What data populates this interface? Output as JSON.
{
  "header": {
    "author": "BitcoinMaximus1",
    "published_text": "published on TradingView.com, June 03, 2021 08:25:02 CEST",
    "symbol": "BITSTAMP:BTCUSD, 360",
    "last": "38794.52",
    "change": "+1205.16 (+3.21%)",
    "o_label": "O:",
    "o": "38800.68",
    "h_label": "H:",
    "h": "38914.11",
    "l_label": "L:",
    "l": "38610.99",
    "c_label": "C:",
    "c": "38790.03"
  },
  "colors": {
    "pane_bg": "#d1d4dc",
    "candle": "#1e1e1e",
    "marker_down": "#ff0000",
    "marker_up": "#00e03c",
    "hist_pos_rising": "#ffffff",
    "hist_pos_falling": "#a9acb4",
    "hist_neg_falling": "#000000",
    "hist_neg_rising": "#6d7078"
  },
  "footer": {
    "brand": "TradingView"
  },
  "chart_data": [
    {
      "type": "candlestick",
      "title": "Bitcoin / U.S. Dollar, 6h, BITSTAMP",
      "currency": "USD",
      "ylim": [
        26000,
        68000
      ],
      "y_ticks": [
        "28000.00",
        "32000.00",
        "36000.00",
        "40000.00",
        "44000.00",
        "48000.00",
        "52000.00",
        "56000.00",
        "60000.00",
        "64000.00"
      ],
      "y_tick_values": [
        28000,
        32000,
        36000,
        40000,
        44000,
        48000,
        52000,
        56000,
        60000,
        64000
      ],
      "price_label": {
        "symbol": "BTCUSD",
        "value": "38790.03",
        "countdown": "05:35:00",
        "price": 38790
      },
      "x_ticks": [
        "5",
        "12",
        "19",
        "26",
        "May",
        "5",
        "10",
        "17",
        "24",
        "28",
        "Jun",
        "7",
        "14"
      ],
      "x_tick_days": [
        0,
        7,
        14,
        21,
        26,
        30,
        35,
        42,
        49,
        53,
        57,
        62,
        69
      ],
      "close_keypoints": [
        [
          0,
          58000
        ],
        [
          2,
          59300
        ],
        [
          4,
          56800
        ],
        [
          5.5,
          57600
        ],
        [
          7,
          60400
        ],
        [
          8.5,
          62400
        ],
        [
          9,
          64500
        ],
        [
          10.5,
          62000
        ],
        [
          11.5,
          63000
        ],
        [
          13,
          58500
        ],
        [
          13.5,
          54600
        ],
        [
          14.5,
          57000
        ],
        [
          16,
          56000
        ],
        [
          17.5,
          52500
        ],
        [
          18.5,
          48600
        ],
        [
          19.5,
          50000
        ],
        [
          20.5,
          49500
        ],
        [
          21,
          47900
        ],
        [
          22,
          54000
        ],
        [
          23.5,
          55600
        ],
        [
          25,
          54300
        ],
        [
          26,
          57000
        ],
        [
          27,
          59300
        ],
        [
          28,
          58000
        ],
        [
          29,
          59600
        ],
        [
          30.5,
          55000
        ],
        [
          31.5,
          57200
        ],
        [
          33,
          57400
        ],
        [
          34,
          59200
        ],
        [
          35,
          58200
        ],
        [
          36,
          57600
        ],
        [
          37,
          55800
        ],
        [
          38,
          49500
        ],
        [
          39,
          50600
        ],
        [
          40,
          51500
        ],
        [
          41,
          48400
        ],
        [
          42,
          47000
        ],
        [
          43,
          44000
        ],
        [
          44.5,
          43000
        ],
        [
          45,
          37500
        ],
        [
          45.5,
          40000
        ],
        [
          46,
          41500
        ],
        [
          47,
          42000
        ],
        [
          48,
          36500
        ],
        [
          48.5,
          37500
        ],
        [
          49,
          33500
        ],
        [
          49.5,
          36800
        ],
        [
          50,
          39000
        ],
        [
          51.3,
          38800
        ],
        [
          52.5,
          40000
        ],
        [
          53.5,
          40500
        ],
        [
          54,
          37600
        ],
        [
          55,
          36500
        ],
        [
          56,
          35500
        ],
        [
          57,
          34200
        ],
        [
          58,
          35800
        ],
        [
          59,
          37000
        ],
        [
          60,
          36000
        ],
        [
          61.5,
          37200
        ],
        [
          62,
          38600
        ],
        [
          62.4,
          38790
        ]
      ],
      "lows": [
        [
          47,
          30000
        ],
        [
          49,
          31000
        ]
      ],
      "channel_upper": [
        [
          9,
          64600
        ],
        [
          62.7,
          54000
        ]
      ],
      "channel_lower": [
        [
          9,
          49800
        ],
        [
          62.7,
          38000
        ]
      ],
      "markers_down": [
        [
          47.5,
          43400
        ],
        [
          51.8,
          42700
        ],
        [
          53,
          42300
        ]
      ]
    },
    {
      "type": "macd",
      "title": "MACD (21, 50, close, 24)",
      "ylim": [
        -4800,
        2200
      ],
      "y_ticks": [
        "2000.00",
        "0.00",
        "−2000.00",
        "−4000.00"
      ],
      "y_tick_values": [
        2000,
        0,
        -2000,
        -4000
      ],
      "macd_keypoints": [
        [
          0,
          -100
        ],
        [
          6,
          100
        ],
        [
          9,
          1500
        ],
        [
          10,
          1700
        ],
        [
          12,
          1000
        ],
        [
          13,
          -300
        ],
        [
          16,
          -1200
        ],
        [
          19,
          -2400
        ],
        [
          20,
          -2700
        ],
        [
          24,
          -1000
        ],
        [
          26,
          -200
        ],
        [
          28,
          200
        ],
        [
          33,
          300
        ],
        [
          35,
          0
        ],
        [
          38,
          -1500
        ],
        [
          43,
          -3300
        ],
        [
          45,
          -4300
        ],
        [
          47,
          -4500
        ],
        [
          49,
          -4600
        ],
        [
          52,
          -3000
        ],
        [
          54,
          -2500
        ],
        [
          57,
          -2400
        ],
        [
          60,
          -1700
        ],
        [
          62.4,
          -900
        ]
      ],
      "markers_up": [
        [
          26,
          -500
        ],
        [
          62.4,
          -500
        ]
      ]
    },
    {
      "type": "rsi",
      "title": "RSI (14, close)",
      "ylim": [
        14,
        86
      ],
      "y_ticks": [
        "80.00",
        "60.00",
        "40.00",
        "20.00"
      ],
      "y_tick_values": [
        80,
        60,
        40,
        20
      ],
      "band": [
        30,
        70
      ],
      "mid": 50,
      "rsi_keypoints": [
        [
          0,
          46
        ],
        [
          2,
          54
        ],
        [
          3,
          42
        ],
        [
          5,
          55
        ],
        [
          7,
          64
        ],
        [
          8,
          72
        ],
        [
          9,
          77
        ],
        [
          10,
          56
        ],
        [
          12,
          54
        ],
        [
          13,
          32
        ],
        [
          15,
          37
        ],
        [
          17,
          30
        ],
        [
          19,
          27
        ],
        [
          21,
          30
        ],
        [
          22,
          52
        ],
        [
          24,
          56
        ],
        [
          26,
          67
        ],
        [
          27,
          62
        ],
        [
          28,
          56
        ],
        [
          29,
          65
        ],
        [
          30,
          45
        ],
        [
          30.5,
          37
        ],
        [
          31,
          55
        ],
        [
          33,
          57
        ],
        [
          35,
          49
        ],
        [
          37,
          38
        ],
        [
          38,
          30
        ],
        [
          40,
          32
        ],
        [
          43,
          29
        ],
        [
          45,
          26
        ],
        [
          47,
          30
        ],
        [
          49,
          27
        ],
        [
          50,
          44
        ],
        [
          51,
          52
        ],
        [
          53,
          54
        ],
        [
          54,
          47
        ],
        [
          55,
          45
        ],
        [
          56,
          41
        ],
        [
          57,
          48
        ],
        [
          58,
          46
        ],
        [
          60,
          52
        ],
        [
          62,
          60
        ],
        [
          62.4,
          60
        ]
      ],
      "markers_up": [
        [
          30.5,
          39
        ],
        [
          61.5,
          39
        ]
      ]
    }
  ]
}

THE TASK: Where a line holds the string "title", copy that line.

SOLUTION:
      "title": "Bitcoin / U.S. Dollar, 6h, BITSTAMP",
      "title": "MACD (21, 50, close, 24)",
      "title": "RSI (14, close)",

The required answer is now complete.